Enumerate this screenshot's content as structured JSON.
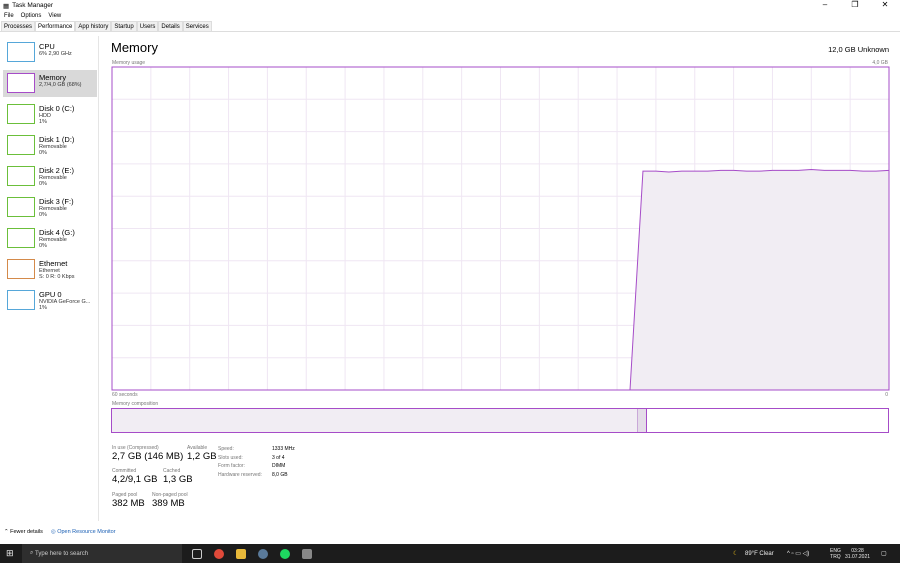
{
  "window": {
    "title": "Task Manager",
    "controls": [
      "–",
      "❐",
      "✕"
    ]
  },
  "menu": [
    "File",
    "Options",
    "View"
  ],
  "tabs": [
    "Processes",
    "Performance",
    "App history",
    "Startup",
    "Users",
    "Details",
    "Services"
  ],
  "active_tab": "Performance",
  "sidebar": [
    {
      "name": "CPU",
      "sub1": "6% 2,90 GHz",
      "sub2": "",
      "color": "#56a7d9"
    },
    {
      "name": "Memory",
      "sub1": "2,7/4,0 GB (68%)",
      "sub2": "",
      "color": "#a64cc8"
    },
    {
      "name": "Disk 0 (C:)",
      "sub1": "HDD",
      "sub2": "1%",
      "color": "#6bbf3a"
    },
    {
      "name": "Disk 1 (D:)",
      "sub1": "Removable",
      "sub2": "0%",
      "color": "#6bbf3a"
    },
    {
      "name": "Disk 2 (E:)",
      "sub1": "Removable",
      "sub2": "0%",
      "color": "#6bbf3a"
    },
    {
      "name": "Disk 3 (F:)",
      "sub1": "Removable",
      "sub2": "0%",
      "color": "#6bbf3a"
    },
    {
      "name": "Disk 4 (G:)",
      "sub1": "Removable",
      "sub2": "0%",
      "color": "#6bbf3a"
    },
    {
      "name": "Ethernet",
      "sub1": "Ethernet",
      "sub2": "S: 0 R: 0 Kbps",
      "color": "#d48a4a"
    },
    {
      "name": "GPU 0",
      "sub1": "NVIDIA GeForce G...",
      "sub2": "1%",
      "color": "#56a7d9"
    }
  ],
  "main": {
    "title": "Memory",
    "total": "12,0 GB Unknown",
    "usage_label": "Memory usage",
    "max_label": "4,0 GB",
    "time_left": "60 seconds",
    "time_right": "0",
    "composition_label": "Memory composition"
  },
  "chart_data": {
    "type": "area",
    "title": "Memory usage",
    "xlabel": "seconds",
    "ylim": [
      0,
      4
    ],
    "xlim": [
      60,
      0
    ],
    "values": [
      0,
      0,
      0,
      0,
      0,
      0,
      0,
      0,
      0,
      0,
      0,
      0,
      0,
      0,
      0,
      0,
      0,
      0,
      0,
      0,
      0,
      0,
      0,
      0,
      0,
      0,
      0,
      0,
      0,
      0,
      0,
      0,
      0,
      0,
      0,
      0,
      0,
      0,
      0,
      0,
      0,
      2.71,
      2.71,
      2.7,
      2.71,
      2.71,
      2.71,
      2.72,
      2.72,
      2.71,
      2.71,
      2.72,
      2.72,
      2.72,
      2.73,
      2.72,
      2.72,
      2.72,
      2.71,
      2.71,
      2.72
    ]
  },
  "composition": {
    "in_use_fraction": 0.678,
    "modified_fraction": 0.011
  },
  "stats": {
    "in_use_label": "In use (Compressed)",
    "in_use": "2,7 GB (146 MB)",
    "available_label": "Available",
    "available": "1,2 GB",
    "committed_label": "Committed",
    "committed": "4,2/9,1 GB",
    "cached_label": "Cached",
    "cached": "1,3 GB",
    "paged_label": "Paged pool",
    "paged": "382 MB",
    "nonpaged_label": "Non-paged pool",
    "nonpaged": "389 MB",
    "details": [
      [
        "Speed:",
        "1333 MHz"
      ],
      [
        "Slots used:",
        "3 of 4"
      ],
      [
        "Form factor:",
        "DIMM"
      ],
      [
        "Hardware reserved:",
        "8,0 GB"
      ]
    ]
  },
  "footer": {
    "fewer": "Fewer details",
    "monitor": "Open Resource Monitor"
  },
  "taskbar": {
    "search": "Type here to search",
    "weather": "89°F  Clear",
    "lang1": "ENG",
    "lang2": "TRQ",
    "time": "03:28",
    "date": "31.07.2021"
  }
}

**Task prompt:** All the records above need to be given again word for word. Skip the pictures.

**Worked solution:**
Enumerate this screenshot's content as structured JSON.
{
  "window": {
    "title": "Task Manager",
    "controls": [
      "–",
      "❐",
      "✕"
    ]
  },
  "menu": [
    "File",
    "Options",
    "View"
  ],
  "tabs": [
    "Processes",
    "Performance",
    "App history",
    "Startup",
    "Users",
    "Details",
    "Services"
  ],
  "active_tab": "Performance",
  "sidebar": [
    {
      "name": "CPU",
      "sub1": "6% 2,90 GHz",
      "sub2": "",
      "color": "#56a7d9"
    },
    {
      "name": "Memory",
      "sub1": "2,7/4,0 GB (68%)",
      "sub2": "",
      "color": "#a64cc8"
    },
    {
      "name": "Disk 0 (C:)",
      "sub1": "HDD",
      "sub2": "1%",
      "color": "#6bbf3a"
    },
    {
      "name": "Disk 1 (D:)",
      "sub1": "Removable",
      "sub2": "0%",
      "color": "#6bbf3a"
    },
    {
      "name": "Disk 2 (E:)",
      "sub1": "Removable",
      "sub2": "0%",
      "color": "#6bbf3a"
    },
    {
      "name": "Disk 3 (F:)",
      "sub1": "Removable",
      "sub2": "0%",
      "color": "#6bbf3a"
    },
    {
      "name": "Disk 4 (G:)",
      "sub1": "Removable",
      "sub2": "0%",
      "color": "#6bbf3a"
    },
    {
      "name": "Ethernet",
      "sub1": "Ethernet",
      "sub2": "S: 0 R: 0 Kbps",
      "color": "#d48a4a"
    },
    {
      "name": "GPU 0",
      "sub1": "NVIDIA GeForce G...",
      "sub2": "1%",
      "color": "#56a7d9"
    }
  ],
  "main": {
    "title": "Memory",
    "total": "12,0 GB Unknown",
    "usage_label": "Memory usage",
    "max_label": "4,0 GB",
    "time_left": "60 seconds",
    "time_right": "0",
    "composition_label": "Memory composition"
  },
  "chart_data": {
    "type": "area",
    "title": "Memory usage",
    "xlabel": "seconds",
    "ylim": [
      0,
      4
    ],
    "xlim": [
      60,
      0
    ],
    "values": [
      0,
      0,
      0,
      0,
      0,
      0,
      0,
      0,
      0,
      0,
      0,
      0,
      0,
      0,
      0,
      0,
      0,
      0,
      0,
      0,
      0,
      0,
      0,
      0,
      0,
      0,
      0,
      0,
      0,
      0,
      0,
      0,
      0,
      0,
      0,
      0,
      0,
      0,
      0,
      0,
      0,
      2.71,
      2.71,
      2.7,
      2.71,
      2.71,
      2.71,
      2.72,
      2.72,
      2.71,
      2.71,
      2.72,
      2.72,
      2.72,
      2.73,
      2.72,
      2.72,
      2.72,
      2.71,
      2.71,
      2.72
    ]
  },
  "composition": {
    "in_use_fraction": 0.678,
    "modified_fraction": 0.011
  },
  "stats": {
    "in_use_label": "In use (Compressed)",
    "in_use": "2,7 GB (146 MB)",
    "available_label": "Available",
    "available": "1,2 GB",
    "committed_label": "Committed",
    "committed": "4,2/9,1 GB",
    "cached_label": "Cached",
    "cached": "1,3 GB",
    "paged_label": "Paged pool",
    "paged": "382 MB",
    "nonpaged_label": "Non-paged pool",
    "nonpaged": "389 MB",
    "details": [
      [
        "Speed:",
        "1333 MHz"
      ],
      [
        "Slots used:",
        "3 of 4"
      ],
      [
        "Form factor:",
        "DIMM"
      ],
      [
        "Hardware reserved:",
        "8,0 GB"
      ]
    ]
  },
  "footer": {
    "fewer": "Fewer details",
    "monitor": "Open Resource Monitor"
  },
  "taskbar": {
    "search": "Type here to search",
    "weather": "89°F  Clear",
    "lang1": "ENG",
    "lang2": "TRQ",
    "time": "03:28",
    "date": "31.07.2021"
  }
}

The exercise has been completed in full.